### STATED TASK
Look through the listing and locate every line containing the word "screenshot"; copy those lines.

### THE RECORDS
★ ★ ★
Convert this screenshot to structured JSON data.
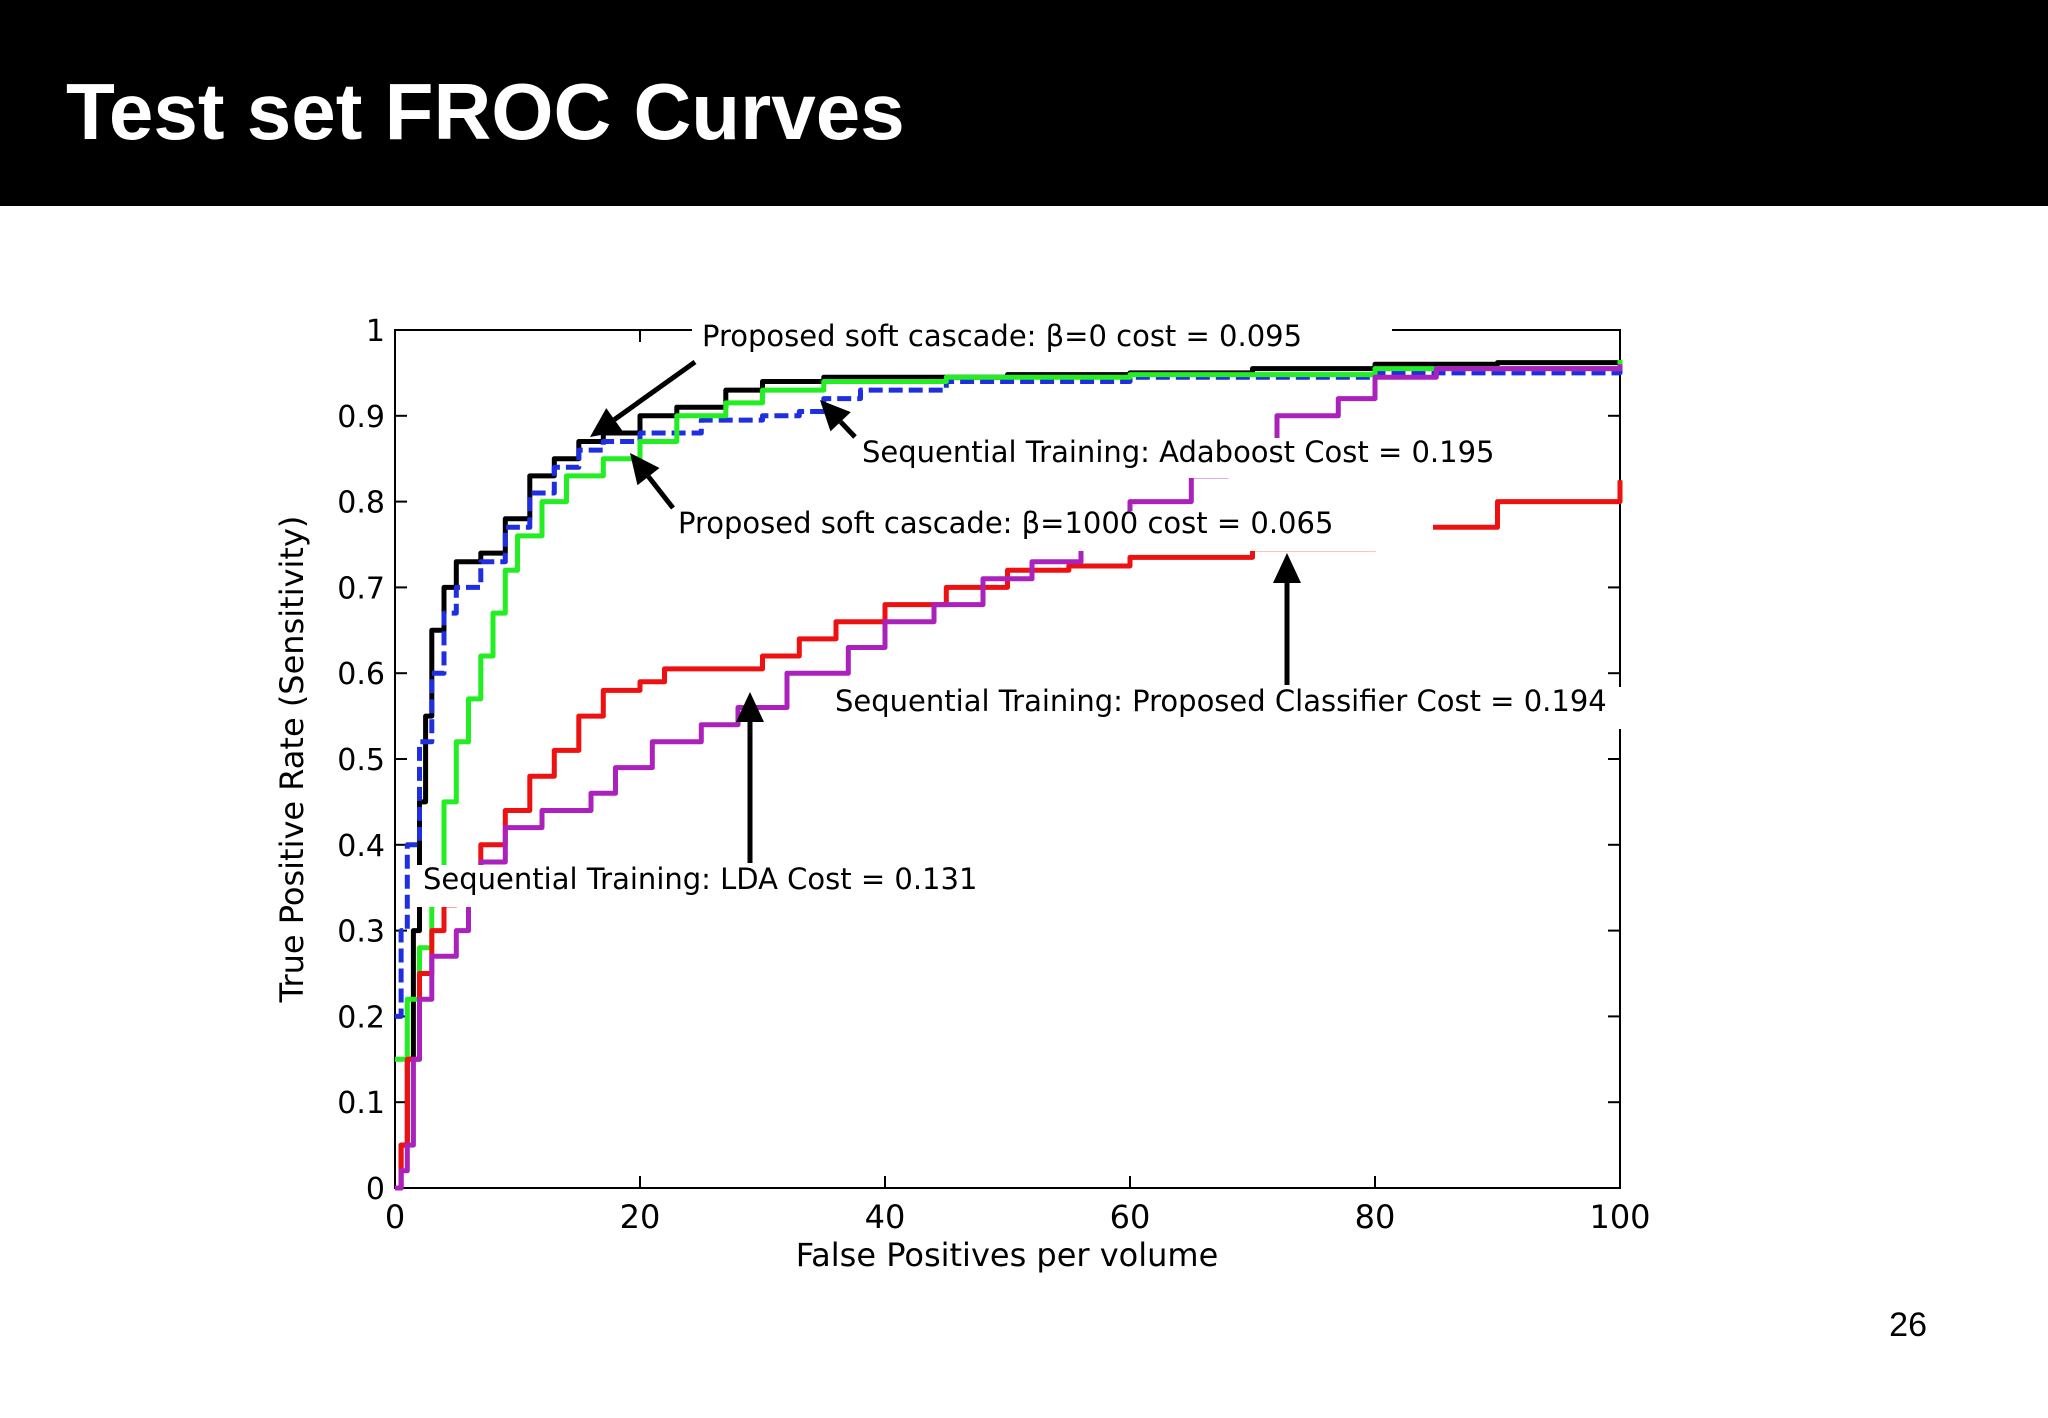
★ ★ ★
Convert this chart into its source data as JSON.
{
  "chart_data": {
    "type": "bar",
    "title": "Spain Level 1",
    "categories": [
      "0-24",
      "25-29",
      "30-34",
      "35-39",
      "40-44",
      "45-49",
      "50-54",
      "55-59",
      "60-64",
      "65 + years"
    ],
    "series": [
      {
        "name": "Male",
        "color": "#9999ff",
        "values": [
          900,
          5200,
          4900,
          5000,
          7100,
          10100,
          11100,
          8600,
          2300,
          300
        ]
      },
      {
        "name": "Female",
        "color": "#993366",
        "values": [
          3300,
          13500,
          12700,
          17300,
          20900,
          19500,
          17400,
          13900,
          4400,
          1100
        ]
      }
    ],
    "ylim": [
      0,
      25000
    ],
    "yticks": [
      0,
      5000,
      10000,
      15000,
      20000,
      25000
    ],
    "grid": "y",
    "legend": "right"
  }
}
★ ★ ★
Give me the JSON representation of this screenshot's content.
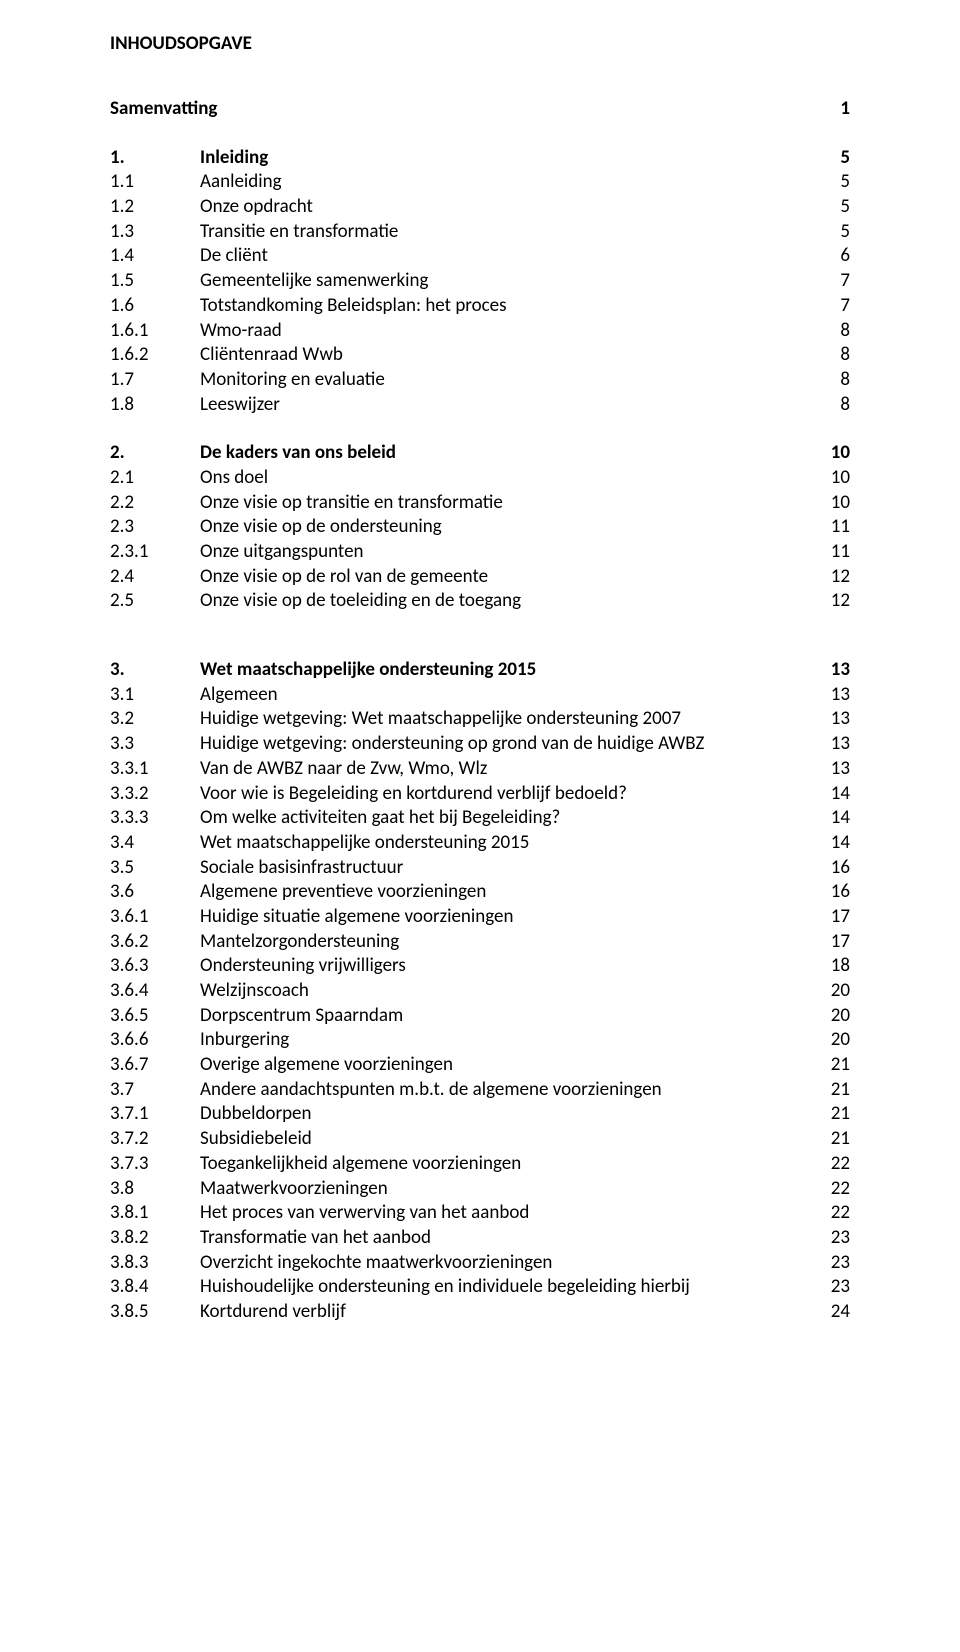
★ ★ ★
### COMPLETED TASK
Convert this screenshot to structured JSON data.
Give me the JSON representation of this screenshot's content.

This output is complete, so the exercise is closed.